-------- Material shown

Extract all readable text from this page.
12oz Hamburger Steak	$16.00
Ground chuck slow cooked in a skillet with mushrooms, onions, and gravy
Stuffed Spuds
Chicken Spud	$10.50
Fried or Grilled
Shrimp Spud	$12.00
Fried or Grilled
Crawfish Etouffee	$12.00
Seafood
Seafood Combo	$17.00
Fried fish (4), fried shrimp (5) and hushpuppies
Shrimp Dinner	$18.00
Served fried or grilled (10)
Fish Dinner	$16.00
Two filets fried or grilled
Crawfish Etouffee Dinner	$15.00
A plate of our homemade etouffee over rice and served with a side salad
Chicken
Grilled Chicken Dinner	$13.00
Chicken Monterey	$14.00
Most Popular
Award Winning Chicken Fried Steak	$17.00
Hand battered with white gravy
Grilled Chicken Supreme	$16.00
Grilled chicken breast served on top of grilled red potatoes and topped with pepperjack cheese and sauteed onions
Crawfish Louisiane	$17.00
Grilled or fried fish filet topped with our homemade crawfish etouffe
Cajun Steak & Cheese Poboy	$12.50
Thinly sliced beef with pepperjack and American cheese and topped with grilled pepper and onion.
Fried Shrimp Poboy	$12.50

----------------

**Problem to work on:**
From the material above, gather all lines that include the string "Dinner" and copy them.

**Correct response:**
Shrimp Dinner	$18.00
Fish Dinner	$16.00
Crawfish Etouffee Dinner	$15.00
Grilled Chicken Dinner	$13.00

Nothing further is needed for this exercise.